● **CHALLENGE**:
Give the count of lines in the data that include the string "liệu", with no added remarks.

══════════════════════════════

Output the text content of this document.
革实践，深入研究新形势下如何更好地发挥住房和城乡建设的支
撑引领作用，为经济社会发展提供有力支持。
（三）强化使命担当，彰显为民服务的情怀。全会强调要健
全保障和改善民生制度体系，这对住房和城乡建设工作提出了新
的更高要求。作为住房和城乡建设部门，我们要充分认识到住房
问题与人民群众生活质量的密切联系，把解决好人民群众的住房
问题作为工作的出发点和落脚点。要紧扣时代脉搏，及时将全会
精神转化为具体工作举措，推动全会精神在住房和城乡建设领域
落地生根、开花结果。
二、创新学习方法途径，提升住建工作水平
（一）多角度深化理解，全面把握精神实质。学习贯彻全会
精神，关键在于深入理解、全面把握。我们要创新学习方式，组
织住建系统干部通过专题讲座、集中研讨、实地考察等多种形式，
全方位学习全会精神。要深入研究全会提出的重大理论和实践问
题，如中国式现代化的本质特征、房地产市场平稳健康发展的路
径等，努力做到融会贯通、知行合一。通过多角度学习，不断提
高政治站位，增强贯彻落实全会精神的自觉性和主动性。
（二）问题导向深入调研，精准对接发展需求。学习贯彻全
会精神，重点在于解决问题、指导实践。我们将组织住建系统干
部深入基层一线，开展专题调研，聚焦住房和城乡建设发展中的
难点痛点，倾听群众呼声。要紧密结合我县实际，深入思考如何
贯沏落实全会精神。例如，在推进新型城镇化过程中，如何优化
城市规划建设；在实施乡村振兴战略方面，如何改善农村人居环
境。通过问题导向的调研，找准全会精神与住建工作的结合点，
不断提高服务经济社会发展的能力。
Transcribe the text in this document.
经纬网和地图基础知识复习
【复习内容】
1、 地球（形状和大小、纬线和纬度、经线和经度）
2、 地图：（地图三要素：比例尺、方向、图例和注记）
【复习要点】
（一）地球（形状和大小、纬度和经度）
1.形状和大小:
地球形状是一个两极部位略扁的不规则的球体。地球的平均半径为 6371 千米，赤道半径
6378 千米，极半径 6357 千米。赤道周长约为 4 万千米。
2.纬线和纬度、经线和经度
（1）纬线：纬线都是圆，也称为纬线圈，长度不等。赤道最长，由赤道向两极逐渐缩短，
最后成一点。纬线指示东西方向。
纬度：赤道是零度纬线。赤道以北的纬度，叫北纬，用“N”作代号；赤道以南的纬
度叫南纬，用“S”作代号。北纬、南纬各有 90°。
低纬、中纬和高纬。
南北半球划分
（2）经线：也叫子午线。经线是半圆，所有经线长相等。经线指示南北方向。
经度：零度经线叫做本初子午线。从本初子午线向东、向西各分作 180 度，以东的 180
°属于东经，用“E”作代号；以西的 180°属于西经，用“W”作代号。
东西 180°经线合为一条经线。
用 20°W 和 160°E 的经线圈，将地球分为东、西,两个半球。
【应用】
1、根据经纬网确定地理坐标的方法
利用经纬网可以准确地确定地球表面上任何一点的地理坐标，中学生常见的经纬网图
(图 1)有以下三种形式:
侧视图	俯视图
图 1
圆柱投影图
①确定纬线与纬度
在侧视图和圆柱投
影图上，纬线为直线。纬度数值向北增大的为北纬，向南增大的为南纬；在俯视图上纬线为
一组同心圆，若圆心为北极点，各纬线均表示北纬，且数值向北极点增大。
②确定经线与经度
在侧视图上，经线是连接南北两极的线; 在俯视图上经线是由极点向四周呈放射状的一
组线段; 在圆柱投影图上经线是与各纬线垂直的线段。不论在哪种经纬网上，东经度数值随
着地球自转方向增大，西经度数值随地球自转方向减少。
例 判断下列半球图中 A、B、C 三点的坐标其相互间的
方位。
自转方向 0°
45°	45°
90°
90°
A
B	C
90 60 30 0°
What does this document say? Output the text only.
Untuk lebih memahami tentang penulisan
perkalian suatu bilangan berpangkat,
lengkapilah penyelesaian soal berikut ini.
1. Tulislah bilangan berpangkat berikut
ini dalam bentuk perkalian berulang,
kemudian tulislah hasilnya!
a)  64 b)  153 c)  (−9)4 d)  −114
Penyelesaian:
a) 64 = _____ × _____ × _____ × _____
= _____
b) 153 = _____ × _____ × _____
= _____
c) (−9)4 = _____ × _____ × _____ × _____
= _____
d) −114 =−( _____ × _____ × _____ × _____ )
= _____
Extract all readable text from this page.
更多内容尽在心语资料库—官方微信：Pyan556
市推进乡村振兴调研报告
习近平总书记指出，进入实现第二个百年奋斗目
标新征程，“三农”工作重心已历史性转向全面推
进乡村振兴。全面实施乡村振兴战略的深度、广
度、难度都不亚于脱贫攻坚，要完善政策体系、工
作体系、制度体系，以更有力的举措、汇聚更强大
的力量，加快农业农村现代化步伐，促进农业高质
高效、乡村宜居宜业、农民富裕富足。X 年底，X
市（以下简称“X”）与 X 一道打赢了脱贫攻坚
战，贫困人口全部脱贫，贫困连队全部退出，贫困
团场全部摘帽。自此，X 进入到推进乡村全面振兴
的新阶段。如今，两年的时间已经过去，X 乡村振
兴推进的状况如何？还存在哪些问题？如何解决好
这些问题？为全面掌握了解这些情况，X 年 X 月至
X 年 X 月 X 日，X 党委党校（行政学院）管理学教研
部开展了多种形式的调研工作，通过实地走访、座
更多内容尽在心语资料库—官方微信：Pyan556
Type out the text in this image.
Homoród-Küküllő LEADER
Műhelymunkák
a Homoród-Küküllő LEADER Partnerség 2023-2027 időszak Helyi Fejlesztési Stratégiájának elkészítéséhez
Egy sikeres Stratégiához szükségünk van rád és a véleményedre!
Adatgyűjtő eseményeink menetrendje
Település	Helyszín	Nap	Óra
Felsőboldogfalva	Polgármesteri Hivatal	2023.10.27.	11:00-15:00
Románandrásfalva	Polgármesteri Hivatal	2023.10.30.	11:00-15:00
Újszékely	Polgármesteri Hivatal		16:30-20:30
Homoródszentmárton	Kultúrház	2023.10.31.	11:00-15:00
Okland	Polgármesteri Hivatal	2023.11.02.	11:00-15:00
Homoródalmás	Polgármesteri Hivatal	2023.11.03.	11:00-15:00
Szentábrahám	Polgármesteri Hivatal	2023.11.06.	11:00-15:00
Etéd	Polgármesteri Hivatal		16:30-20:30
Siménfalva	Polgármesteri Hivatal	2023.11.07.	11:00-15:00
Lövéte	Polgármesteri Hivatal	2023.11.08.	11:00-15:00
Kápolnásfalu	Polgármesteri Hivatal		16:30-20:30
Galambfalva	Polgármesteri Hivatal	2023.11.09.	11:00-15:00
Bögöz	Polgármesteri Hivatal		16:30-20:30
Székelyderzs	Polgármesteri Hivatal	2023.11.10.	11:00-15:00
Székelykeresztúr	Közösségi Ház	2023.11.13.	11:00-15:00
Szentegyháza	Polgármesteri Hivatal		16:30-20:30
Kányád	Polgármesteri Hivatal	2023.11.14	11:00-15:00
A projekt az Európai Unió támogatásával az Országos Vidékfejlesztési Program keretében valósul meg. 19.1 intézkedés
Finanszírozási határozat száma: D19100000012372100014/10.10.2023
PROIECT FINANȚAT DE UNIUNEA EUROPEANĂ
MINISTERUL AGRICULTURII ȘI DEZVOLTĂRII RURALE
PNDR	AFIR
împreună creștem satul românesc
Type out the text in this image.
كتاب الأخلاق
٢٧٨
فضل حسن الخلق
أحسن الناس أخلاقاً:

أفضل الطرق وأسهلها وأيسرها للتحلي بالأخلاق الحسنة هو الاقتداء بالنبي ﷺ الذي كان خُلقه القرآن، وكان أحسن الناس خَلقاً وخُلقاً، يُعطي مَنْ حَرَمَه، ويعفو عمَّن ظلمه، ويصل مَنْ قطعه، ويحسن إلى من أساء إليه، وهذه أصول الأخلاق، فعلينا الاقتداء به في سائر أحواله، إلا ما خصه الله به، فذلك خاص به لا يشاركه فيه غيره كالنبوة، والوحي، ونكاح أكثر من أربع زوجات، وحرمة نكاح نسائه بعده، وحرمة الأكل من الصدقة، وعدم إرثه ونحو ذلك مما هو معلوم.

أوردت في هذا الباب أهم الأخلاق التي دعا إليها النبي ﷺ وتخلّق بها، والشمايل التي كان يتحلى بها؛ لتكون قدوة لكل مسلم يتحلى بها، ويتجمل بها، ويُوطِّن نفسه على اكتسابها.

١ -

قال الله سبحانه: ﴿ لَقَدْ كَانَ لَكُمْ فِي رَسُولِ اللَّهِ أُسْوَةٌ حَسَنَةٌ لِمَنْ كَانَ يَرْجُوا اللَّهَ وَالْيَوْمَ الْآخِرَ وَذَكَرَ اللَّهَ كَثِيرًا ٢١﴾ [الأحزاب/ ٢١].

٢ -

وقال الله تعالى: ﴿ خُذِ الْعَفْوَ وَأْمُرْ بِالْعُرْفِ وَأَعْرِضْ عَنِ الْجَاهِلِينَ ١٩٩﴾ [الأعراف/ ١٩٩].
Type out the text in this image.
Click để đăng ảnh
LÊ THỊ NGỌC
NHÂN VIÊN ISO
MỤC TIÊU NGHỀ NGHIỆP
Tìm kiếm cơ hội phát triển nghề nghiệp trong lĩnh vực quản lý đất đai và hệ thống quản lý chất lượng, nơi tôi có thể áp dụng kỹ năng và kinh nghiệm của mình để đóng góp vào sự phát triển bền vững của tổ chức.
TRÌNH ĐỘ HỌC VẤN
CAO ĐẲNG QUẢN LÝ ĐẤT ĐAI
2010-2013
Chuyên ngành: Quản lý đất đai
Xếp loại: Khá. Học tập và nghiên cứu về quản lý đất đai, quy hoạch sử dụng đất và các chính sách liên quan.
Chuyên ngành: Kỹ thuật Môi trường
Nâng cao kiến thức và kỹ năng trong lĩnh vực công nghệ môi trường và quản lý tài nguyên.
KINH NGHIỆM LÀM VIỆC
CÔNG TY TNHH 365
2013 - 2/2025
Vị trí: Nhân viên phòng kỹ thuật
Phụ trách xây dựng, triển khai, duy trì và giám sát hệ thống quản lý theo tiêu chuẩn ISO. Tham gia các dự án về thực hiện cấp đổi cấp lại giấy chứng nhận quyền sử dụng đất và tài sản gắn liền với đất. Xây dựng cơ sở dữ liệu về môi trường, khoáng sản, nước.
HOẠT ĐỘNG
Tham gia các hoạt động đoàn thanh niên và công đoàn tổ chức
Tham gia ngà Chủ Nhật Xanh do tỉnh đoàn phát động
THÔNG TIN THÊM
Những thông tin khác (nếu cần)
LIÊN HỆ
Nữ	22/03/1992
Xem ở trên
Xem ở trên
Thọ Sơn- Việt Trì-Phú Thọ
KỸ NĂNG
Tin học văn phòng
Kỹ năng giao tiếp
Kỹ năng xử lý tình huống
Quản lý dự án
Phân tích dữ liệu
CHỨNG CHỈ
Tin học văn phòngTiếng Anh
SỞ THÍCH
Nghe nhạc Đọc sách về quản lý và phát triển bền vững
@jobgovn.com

══════════════════════════════

● **IN RESPONSE**:
2